## Aim of the task
Pull out every line with the word "List" from the entries below.

## Dataset items
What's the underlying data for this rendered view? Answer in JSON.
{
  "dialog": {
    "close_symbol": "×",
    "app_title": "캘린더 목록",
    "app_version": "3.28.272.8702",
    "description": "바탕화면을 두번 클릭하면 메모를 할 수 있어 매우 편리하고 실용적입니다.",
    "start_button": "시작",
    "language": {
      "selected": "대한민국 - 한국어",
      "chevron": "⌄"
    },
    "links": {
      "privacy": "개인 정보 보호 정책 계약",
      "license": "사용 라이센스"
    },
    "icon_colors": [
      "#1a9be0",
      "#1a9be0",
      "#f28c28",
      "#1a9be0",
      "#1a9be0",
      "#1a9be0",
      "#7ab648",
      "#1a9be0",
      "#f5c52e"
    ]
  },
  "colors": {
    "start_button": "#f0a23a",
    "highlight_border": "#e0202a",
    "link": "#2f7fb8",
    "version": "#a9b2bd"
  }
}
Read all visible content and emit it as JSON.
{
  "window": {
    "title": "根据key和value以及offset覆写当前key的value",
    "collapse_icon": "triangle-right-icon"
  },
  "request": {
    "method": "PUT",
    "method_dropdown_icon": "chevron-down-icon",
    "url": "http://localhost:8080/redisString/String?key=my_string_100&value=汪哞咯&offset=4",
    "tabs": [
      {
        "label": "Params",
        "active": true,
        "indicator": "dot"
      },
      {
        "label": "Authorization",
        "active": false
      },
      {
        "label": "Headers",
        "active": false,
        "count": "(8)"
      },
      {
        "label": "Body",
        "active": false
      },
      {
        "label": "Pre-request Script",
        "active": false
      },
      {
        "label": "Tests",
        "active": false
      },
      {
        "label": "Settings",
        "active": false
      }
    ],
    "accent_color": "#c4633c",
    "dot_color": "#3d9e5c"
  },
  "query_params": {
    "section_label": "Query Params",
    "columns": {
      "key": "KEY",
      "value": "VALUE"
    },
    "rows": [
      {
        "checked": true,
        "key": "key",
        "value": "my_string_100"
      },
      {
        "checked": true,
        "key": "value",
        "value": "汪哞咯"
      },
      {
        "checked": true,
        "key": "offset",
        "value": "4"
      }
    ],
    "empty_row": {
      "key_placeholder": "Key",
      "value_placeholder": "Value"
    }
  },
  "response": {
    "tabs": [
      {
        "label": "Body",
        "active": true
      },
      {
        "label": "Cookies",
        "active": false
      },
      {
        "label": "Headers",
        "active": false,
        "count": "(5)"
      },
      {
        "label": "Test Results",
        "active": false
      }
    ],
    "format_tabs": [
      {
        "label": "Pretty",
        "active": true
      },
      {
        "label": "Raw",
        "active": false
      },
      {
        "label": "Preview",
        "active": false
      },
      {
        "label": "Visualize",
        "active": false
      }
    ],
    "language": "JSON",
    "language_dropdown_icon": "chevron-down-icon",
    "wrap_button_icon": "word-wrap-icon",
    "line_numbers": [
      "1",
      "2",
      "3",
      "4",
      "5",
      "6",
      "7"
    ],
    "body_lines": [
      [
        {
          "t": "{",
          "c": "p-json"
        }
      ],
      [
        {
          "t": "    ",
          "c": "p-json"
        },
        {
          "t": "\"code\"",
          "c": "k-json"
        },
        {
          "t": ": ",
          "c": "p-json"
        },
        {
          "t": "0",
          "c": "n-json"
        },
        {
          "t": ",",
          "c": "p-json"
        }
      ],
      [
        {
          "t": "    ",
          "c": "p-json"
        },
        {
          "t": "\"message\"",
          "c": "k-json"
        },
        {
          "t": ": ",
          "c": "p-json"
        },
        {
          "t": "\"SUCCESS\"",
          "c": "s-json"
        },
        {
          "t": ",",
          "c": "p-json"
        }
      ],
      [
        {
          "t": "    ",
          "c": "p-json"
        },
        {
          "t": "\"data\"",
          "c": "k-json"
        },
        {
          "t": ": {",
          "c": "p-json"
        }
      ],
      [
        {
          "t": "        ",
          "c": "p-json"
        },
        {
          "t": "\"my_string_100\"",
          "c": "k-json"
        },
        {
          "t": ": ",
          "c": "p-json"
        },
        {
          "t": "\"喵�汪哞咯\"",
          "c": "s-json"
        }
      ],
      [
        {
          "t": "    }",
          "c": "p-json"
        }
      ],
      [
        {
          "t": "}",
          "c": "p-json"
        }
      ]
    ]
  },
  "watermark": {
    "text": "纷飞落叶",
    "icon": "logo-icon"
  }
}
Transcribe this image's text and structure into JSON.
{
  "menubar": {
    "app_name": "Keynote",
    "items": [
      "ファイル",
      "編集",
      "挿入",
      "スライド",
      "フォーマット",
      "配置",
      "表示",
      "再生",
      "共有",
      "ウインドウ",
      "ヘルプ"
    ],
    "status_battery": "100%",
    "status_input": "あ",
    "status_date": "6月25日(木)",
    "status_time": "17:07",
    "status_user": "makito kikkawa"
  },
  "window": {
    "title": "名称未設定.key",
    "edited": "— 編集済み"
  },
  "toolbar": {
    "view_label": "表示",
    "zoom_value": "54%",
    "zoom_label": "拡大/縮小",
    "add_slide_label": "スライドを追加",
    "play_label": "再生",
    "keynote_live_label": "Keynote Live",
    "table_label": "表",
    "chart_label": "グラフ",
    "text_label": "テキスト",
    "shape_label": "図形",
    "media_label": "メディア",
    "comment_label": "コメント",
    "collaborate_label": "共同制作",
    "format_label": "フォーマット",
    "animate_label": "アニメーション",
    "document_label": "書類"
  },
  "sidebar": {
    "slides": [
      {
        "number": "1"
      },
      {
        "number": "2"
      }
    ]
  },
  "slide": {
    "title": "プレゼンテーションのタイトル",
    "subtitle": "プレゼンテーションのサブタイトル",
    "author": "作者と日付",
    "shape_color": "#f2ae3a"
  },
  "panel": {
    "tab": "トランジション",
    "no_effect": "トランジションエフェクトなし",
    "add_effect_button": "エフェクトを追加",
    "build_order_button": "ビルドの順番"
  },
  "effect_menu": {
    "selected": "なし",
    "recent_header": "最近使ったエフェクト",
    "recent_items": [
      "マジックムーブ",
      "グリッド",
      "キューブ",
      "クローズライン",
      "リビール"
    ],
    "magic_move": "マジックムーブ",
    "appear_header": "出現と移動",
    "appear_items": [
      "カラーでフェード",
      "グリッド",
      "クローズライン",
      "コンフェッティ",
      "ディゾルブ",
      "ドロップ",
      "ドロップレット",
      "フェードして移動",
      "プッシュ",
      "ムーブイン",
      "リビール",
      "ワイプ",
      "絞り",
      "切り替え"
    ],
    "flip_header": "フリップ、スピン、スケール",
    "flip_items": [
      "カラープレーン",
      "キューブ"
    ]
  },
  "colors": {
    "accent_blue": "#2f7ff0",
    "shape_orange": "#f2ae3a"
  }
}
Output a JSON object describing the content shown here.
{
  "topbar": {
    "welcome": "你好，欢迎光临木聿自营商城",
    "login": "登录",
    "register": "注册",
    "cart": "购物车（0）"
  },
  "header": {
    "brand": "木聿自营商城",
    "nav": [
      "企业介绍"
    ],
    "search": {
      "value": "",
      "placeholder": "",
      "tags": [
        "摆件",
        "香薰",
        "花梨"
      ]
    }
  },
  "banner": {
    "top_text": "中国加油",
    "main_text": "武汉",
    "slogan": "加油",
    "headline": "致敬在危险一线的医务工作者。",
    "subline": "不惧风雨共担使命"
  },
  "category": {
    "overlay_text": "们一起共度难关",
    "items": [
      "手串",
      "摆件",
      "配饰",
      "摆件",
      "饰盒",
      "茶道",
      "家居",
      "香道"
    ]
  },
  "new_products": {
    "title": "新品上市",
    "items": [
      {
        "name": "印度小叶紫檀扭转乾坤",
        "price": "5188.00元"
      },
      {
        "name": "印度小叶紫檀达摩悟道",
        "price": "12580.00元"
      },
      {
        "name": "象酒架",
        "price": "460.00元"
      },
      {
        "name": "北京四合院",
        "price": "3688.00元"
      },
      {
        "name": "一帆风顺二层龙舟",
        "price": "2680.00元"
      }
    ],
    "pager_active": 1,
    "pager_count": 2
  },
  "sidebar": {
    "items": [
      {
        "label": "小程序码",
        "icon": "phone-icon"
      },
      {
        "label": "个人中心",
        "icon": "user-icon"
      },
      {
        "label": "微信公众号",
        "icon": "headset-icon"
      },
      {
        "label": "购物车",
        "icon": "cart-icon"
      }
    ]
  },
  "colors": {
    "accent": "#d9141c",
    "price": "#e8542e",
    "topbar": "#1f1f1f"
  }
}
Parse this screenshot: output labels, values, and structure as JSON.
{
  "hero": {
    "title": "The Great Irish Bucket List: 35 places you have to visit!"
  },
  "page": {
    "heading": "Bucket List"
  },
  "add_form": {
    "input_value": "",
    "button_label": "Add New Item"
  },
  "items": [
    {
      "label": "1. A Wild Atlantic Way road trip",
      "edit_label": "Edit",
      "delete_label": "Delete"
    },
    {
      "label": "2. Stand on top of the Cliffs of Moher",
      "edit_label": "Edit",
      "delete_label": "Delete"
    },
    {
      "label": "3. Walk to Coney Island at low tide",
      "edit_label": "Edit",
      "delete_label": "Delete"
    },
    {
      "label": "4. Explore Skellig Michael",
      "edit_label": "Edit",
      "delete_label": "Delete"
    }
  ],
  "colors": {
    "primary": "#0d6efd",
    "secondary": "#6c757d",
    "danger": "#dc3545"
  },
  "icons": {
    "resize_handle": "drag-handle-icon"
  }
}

## Result of this exercise
    "title": "The Great Irish Bucket List: 35 places you have to visit!"
    "heading": "Bucket List"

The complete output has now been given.